-- START Dataset --

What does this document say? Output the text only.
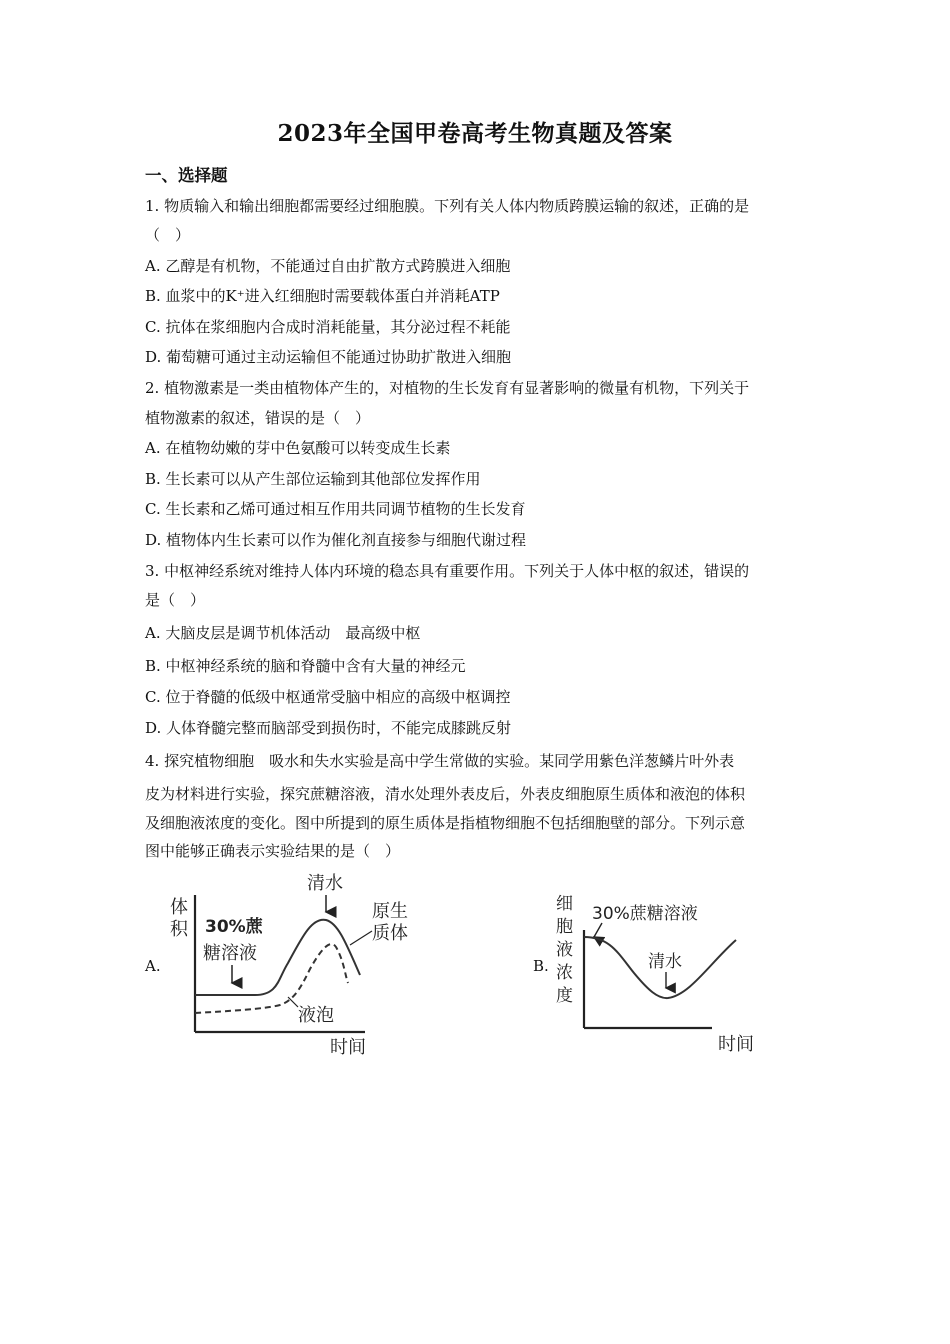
2023年全国甲卷高考生物真题及答案
一、选择题
1. 物质输入和输出细胞都需要经过细胞膜。下列有关人体内物质跨膜运输的叙述，正确的是
（　）
A. 乙醇是有机物，不能通过自由扩散方式跨膜进入细胞
B. 血浆中的K⁺进入红细胞时需要载体蛋白并消耗ATP
C. 抗体在浆细胞内合成时消耗能量，其分泌过程不耗能
D. 葡萄糖可通过主动运输但不能通过协助扩散进入细胞
2. 植物激素是一类由植物体产生的，对植物的生长发育有显著影响的微量有机物，下列关于
植物激素的叙述，错误的是（　）
A. 在植物幼嫩的芽中色氨酸可以转变成生长素
B. 生长素可以从产生部位运输到其他部位发挥作用
C. 生长素和乙烯可通过相互作用共同调节植物的生长发育
D. 植物体内生长素可以作为催化剂直接参与细胞代谢过程
3. 中枢神经系统对维持人体内环境的稳态具有重要作用。下列关于人体中枢的叙述，错误的
是（　）
A. 大脑皮层是调节机体活动　最高级中枢
B. 中枢神经系统的脑和脊髓中含有大量的神经元
C. 位于脊髓的低级中枢通常受脑中相应的高级中枢调控
D. 人体脊髓完整而脑部受到损伤时，不能完成膝跳反射
4. 探究植物细胞　吸水和失水实验是高中学生常做的实验。某同学用紫色洋葱鳞片叶外表
皮为材料进行实验，探究蔗糖溶液，清水处理外表皮后，外表皮细胞原生质体和液泡的体积
及细胞液浓度的变化。图中所提到的原生质体是指植物细胞不包括细胞壁的部分。下列示意
图中能够正确表示实验结果的是（　）
A.
体
积 30%蔗
糖溶液
清水
原生
质体
液泡
时间
B.
细
胞
液
浓
度
30%蔗糖溶液
清水
时间
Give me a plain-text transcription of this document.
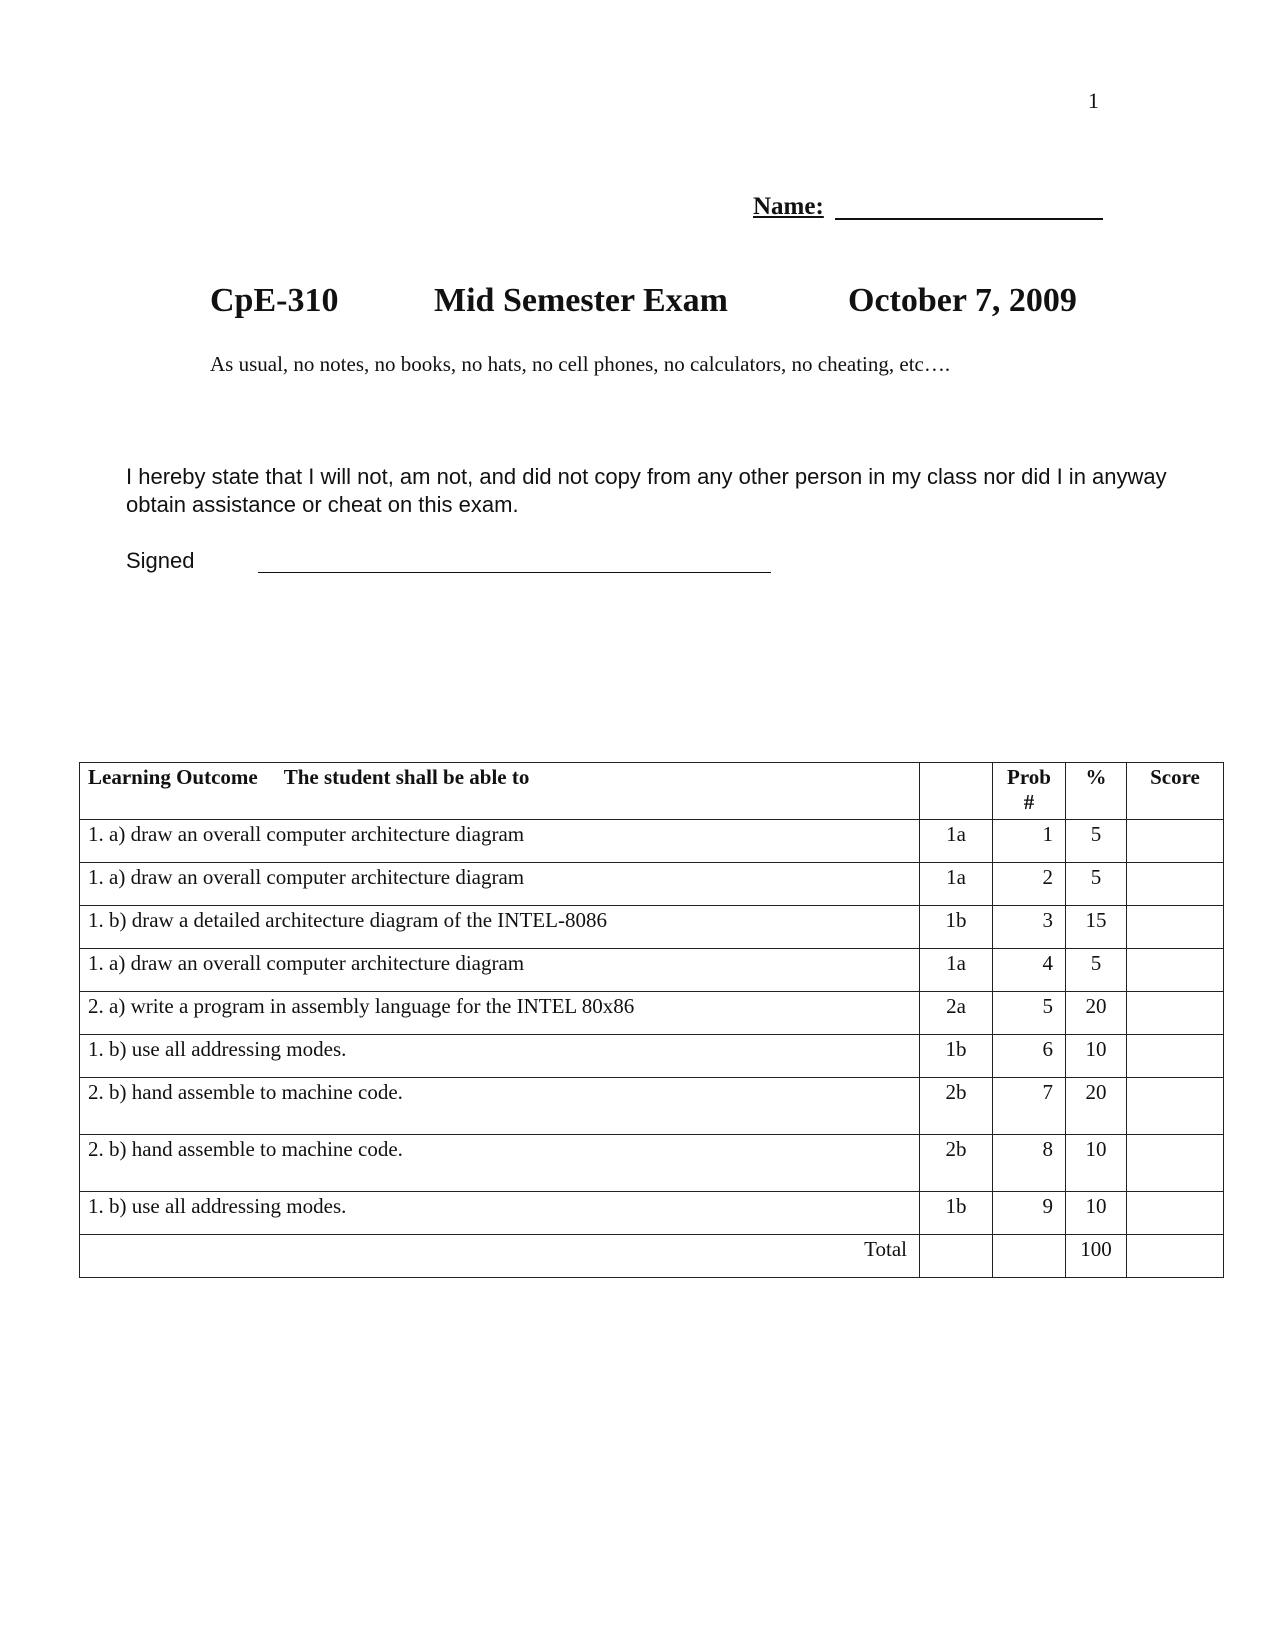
1
Name:
CpE-310	Mid Semester Exam	October 7, 2009
As usual, no notes, no books, no hats, no cell phones, no calculators, no cheating, etc….
I hereby state that I will not, am not, and did not copy from any other person in my class nor did I in anyway obtain assistance or cheat on this exam.
Signed
Learning Outcome The student shall be able to		Prob #	%	Score
1. a) draw an overall computer architecture diagram	1a	1	5	
1. a) draw an overall computer architecture diagram	1a	2	5	
1. b) draw a detailed architecture diagram of the INTEL-8086	1b	3	15	
1. a) draw an overall computer architecture diagram	1a	4	5	
2. a) write a program in assembly language for the INTEL 80x86	2a	5	20	
1. b) use all addressing modes.	1b	6	10	
2. b) hand assemble to machine code.	2b	7	20	
2. b) hand assemble to machine code.	2b	8	10	
1. b) use all addressing modes.	1b	9	10	
Total			100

-- END Dataset --

## Aim
Pictures don't belong in the copy. Restate all the entries exactly.

## Expected answer
What does this document say? Output the text only.
2023年全国甲卷高考生物真题及答案
一、选择题
1. 物质输入和输出细胞都需要经过细胞膜。下列有关人体内物质跨膜运输的叙述，正确的是
（　）
A. 乙醇是有机物，不能通过自由扩散方式跨膜进入细胞
B. 血浆中的K⁺进入红细胞时需要载体蛋白并消耗ATP
C. 抗体在浆细胞内合成时消耗能量，其分泌过程不耗能
D. 葡萄糖可通过主动运输但不能通过协助扩散进入细胞
2. 植物激素是一类由植物体产生的，对植物的生长发育有显著影响的微量有机物，下列关于
植物激素的叙述，错误的是（　）
A. 在植物幼嫩的芽中色氨酸可以转变成生长素
B. 生长素可以从产生部位运输到其他部位发挥作用
C. 生长素和乙烯可通过相互作用共同调节植物的生长发育
D. 植物体内生长素可以作为催化剂直接参与细胞代谢过程
3. 中枢神经系统对维持人体内环境的稳态具有重要作用。下列关于人体中枢的叙述，错误的
是（　）
A. 大脑皮层是调节机体活动　最高级中枢
B. 中枢神经系统的脑和脊髓中含有大量的神经元
C. 位于脊髓的低级中枢通常受脑中相应的高级中枢调控
D. 人体脊髓完整而脑部受到损伤时，不能完成膝跳反射
4. 探究植物细胞　吸水和失水实验是高中学生常做的实验。某同学用紫色洋葱鳞片叶外表
皮为材料进行实验，探究蔗糖溶液，清水处理外表皮后，外表皮细胞原生质体和液泡的体积
及细胞液浓度的变化。图中所提到的原生质体是指植物细胞不包括细胞壁的部分。下列示意
图中能够正确表示实验结果的是（　）
A.
体
积 30%蔗
糖溶液
清水
原生
质体
液泡
时间
B.
细
胞
液
浓
度
30%蔗糖溶液
清水
时间
Give me a plain-text transcription of this document.
1
Name:
CpE-310	Mid Semester Exam	October 7, 2009
As usual, no notes, no books, no hats, no cell phones, no calculators, no cheating, etc….
I hereby state that I will not, am not, and did not copy from any other person in my class nor did I in anyway obtain assistance or cheat on this exam.
Signed
Learning Outcome The student shall be able to		Prob #	%	Score
1. a) draw an overall computer architecture diagram	1a	1	5	
1. a) draw an overall computer architecture diagram	1a	2	5	
1. b) draw a detailed architecture diagram of the INTEL-8086	1b	3	15	
1. a) draw an overall computer architecture diagram	1a	4	5	
2. a) write a program in assembly language for the INTEL 80x86	2a	5	20	
1. b) use all addressing modes.	1b	6	10	
2. b) hand assemble to machine code.	2b	7	20	
2. b) hand assemble to machine code.	2b	8	10	
1. b) use all addressing modes.	1b	9	10	
Total			100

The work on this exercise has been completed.